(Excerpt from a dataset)
>>

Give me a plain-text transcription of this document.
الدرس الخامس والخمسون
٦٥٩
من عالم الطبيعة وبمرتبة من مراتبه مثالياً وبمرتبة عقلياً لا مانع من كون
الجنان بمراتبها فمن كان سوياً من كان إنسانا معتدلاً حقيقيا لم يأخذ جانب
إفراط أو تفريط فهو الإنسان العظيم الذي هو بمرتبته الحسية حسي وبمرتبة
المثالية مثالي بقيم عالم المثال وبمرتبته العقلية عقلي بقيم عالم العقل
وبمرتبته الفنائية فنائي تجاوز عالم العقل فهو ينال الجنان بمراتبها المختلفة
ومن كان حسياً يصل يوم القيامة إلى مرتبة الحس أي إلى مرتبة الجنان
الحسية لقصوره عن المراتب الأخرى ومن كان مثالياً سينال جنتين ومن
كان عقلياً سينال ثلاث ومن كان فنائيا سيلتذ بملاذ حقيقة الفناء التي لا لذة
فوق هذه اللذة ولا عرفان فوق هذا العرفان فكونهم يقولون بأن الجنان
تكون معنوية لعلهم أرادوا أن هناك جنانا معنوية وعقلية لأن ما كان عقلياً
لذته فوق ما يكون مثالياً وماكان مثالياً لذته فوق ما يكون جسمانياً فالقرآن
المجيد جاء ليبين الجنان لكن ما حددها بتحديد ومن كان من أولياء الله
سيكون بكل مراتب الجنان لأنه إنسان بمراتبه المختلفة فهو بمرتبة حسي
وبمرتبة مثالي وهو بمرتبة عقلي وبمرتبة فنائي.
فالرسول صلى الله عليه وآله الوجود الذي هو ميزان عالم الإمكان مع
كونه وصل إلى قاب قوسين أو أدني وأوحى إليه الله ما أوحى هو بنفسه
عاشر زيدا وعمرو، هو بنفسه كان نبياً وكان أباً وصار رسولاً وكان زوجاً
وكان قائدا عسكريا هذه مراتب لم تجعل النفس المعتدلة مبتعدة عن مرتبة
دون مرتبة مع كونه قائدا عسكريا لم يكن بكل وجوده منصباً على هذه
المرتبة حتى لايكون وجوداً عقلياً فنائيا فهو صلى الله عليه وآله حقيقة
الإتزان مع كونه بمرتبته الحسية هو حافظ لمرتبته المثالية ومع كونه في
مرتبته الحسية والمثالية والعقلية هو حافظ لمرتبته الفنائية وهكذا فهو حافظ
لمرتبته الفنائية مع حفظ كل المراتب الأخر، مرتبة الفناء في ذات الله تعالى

<<

Task.
Search the listing for the word "عليه" and return each line that holds it.

Complete answer.
فالرسول صلى الله عليه وآله الوجود الذي هو ميزان عالم الإمكان مع
المرتبة حتى لايكون وجوداً عقلياً فنائيا فهو صلى الله عليه وآله حقيقة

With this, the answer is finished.